Extracted data entries:
+ + + + + + +

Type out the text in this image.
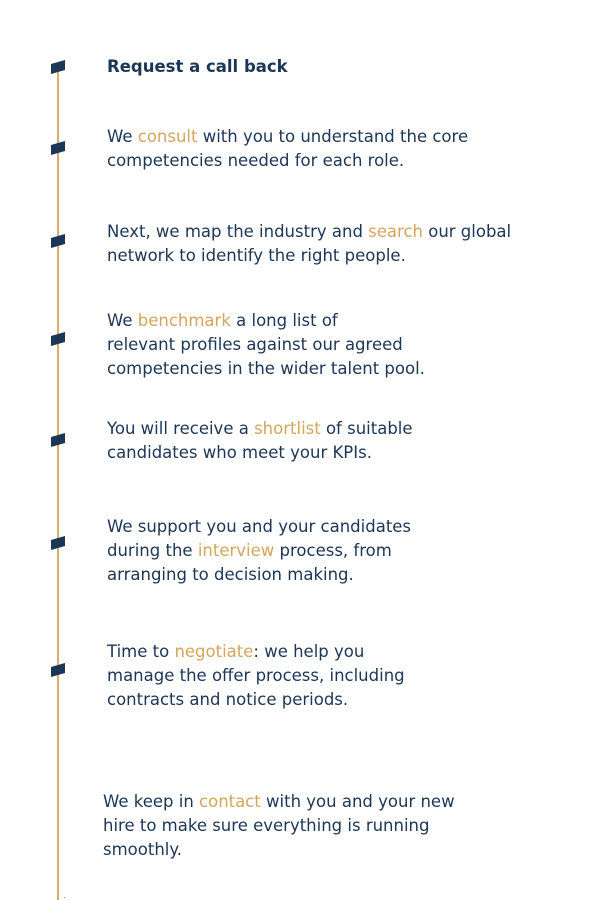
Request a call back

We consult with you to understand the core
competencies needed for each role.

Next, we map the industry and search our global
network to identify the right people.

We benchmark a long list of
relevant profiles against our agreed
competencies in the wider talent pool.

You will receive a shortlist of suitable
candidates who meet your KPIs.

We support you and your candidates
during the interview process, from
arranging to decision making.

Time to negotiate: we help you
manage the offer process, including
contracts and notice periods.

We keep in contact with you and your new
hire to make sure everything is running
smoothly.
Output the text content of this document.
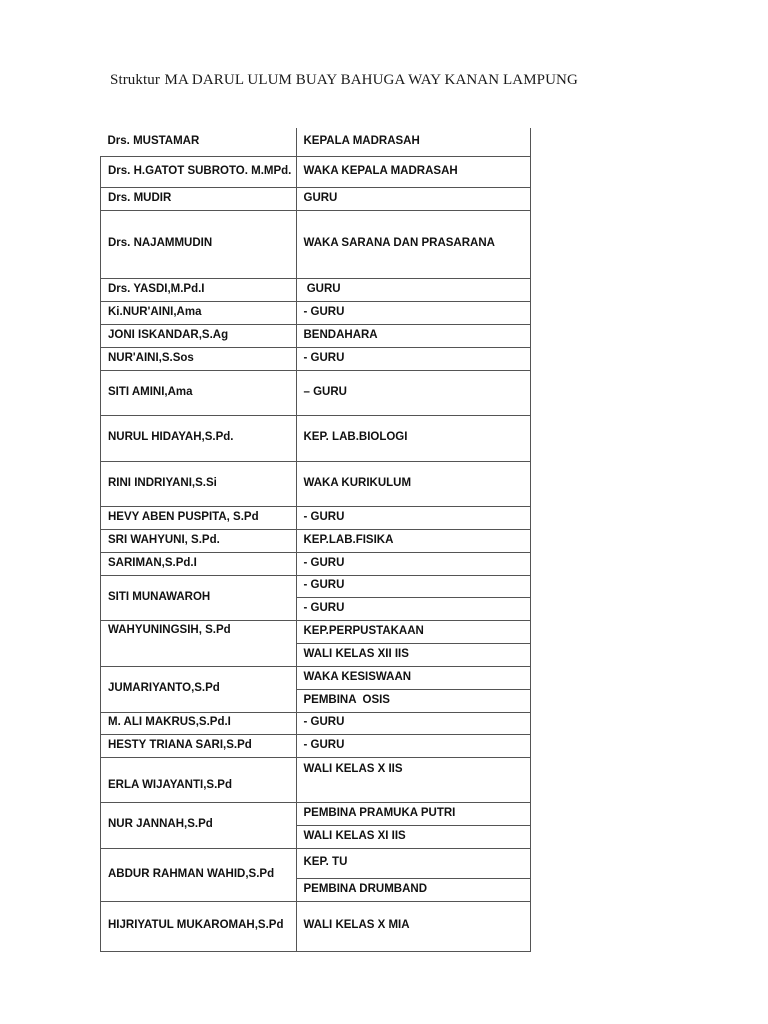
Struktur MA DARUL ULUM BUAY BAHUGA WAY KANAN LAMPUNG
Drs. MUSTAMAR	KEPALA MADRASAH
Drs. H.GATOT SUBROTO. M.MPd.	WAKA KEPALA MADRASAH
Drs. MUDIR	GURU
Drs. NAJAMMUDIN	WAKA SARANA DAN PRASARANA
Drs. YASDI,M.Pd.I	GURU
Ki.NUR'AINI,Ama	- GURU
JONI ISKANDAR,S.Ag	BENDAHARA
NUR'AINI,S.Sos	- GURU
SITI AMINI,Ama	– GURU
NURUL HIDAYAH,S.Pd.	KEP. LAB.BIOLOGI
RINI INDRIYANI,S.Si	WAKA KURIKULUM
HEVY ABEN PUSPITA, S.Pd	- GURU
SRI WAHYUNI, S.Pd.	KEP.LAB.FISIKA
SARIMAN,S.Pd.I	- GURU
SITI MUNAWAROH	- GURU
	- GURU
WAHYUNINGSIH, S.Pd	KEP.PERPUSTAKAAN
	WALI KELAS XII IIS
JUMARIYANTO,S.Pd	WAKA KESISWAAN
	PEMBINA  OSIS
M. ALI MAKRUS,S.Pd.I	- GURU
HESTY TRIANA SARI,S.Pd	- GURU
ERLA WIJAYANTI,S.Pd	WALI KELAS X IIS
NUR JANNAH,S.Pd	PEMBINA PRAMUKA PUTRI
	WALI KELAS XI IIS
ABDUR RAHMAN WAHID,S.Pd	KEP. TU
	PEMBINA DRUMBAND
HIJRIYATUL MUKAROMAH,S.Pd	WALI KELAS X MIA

+ + + + + + +

From the data above, work out how many lines hold "PEMBINA". Answer with the number alone.

● FULL SOLUTION
3